(Structured page parsing data)
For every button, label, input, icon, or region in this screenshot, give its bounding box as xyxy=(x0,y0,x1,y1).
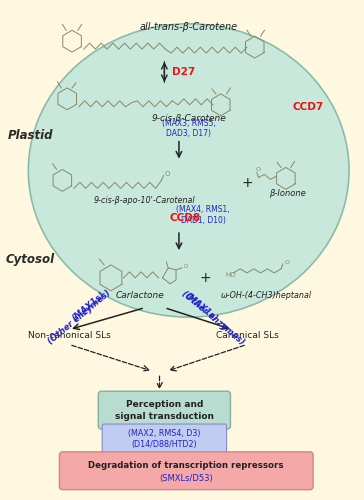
Ellipse shape xyxy=(28,24,349,317)
Text: +: + xyxy=(199,271,211,285)
Text: ω-OH-(4-CH3)heptanal: ω-OH-(4-CH3)heptanal xyxy=(221,291,312,300)
Text: Cytosol: Cytosol xyxy=(6,254,55,266)
Text: O: O xyxy=(184,264,188,270)
Text: Canonical SLs: Canonical SLs xyxy=(215,331,278,340)
FancyBboxPatch shape xyxy=(59,452,313,490)
Text: Carlactone: Carlactone xyxy=(116,291,165,300)
Text: (MAX2, RMS4, D3)
(D14/D88/HTD2): (MAX2, RMS4, D3) (D14/D88/HTD2) xyxy=(128,428,201,450)
Text: Plastid: Plastid xyxy=(8,129,53,142)
FancyBboxPatch shape xyxy=(102,424,226,454)
FancyBboxPatch shape xyxy=(98,391,230,429)
Text: (MAX1s): (MAX1s) xyxy=(183,290,219,323)
Text: β-Ionone: β-Ionone xyxy=(269,189,306,198)
Text: Non-canonical SLs: Non-canonical SLs xyxy=(28,331,111,340)
Text: O: O xyxy=(256,167,261,172)
Text: (Other enzymes): (Other enzymes) xyxy=(180,289,246,346)
Text: Perception and
signal transduction: Perception and signal transduction xyxy=(115,400,214,420)
Text: O: O xyxy=(165,172,170,177)
Text: 9-cis-β-apo-10'-Carotenal: 9-cis-β-apo-10'-Carotenal xyxy=(94,196,196,205)
Text: (MAX3, RMS5,
DAD3, D17): (MAX3, RMS5, DAD3, D17) xyxy=(162,119,215,139)
Text: O: O xyxy=(285,260,290,266)
Text: D27: D27 xyxy=(172,67,195,77)
Text: CCD8: CCD8 xyxy=(169,213,200,223)
Text: +: + xyxy=(241,176,253,190)
FancyBboxPatch shape xyxy=(6,0,364,500)
Text: Degradation of transcription repressors: Degradation of transcription repressors xyxy=(88,462,284,470)
Text: CCD7: CCD7 xyxy=(293,102,324,112)
Text: (MAX4, RMS1,
DAD1, D10): (MAX4, RMS1, DAD1, D10) xyxy=(177,206,230,225)
Text: HO: HO xyxy=(226,272,236,278)
Text: all-trans-β-Carotene: all-trans-β-Carotene xyxy=(140,22,238,32)
Text: 9-cis-β-Carotene: 9-cis-β-Carotene xyxy=(151,114,226,123)
Text: (SMXLs/D53): (SMXLs/D53) xyxy=(159,474,213,483)
Text: (MAX1s): (MAX1s) xyxy=(70,290,107,323)
Text: (Other enzymes): (Other enzymes) xyxy=(46,289,112,346)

• [WHAT THIS TASK INVOLVES] A word-for-word copy of the entries above is what is needed, without any images.

• [REPLY TO THE EXERCISE]
For every button, label, input, icon, or region in this screenshot, give its bounding box as xyxy=(x0,y0,x1,y1).
Ellipse shape xyxy=(28,24,349,317)
Text: +: + xyxy=(199,271,211,285)
Text: ω-OH-(4-CH3)heptanal: ω-OH-(4-CH3)heptanal xyxy=(221,291,312,300)
Text: Cytosol: Cytosol xyxy=(6,254,55,266)
Text: O: O xyxy=(184,264,188,270)
Text: Canonical SLs: Canonical SLs xyxy=(215,331,278,340)
FancyBboxPatch shape xyxy=(59,452,313,490)
Text: Carlactone: Carlactone xyxy=(116,291,165,300)
Text: (MAX2, RMS4, D3)
(D14/D88/HTD2): (MAX2, RMS4, D3) (D14/D88/HTD2) xyxy=(128,428,201,450)
Text: Plastid: Plastid xyxy=(8,129,53,142)
FancyBboxPatch shape xyxy=(102,424,226,454)
FancyBboxPatch shape xyxy=(98,391,230,429)
Text: (MAX1s): (MAX1s) xyxy=(183,290,219,323)
Text: β-Ionone: β-Ionone xyxy=(269,189,306,198)
Text: Non-canonical SLs: Non-canonical SLs xyxy=(28,331,111,340)
Text: O: O xyxy=(256,167,261,172)
Text: (Other enzymes): (Other enzymes) xyxy=(180,289,246,346)
Text: Perception and
signal transduction: Perception and signal transduction xyxy=(115,400,214,420)
Text: O: O xyxy=(165,172,170,177)
Text: 9-cis-β-apo-10'-Carotenal: 9-cis-β-apo-10'-Carotenal xyxy=(94,196,196,205)
Text: (MAX3, RMS5,
DAD3, D17): (MAX3, RMS5, DAD3, D17) xyxy=(162,119,215,139)
Text: O: O xyxy=(285,260,290,266)
Text: D27: D27 xyxy=(172,67,195,77)
Text: CCD8: CCD8 xyxy=(169,213,200,223)
Text: +: + xyxy=(241,176,253,190)
FancyBboxPatch shape xyxy=(6,0,364,500)
Text: Degradation of transcription repressors: Degradation of transcription repressors xyxy=(88,462,284,470)
Text: CCD7: CCD7 xyxy=(293,102,324,112)
Text: (MAX4, RMS1,
DAD1, D10): (MAX4, RMS1, DAD1, D10) xyxy=(177,206,230,225)
Text: HO: HO xyxy=(226,272,236,278)
Text: all-trans-β-Carotene: all-trans-β-Carotene xyxy=(140,22,238,32)
Text: 9-cis-β-Carotene: 9-cis-β-Carotene xyxy=(151,114,226,123)
Text: (SMXLs/D53): (SMXLs/D53) xyxy=(159,474,213,483)
Text: (MAX1s): (MAX1s) xyxy=(70,290,107,323)
Text: (Other enzymes): (Other enzymes) xyxy=(46,289,112,346)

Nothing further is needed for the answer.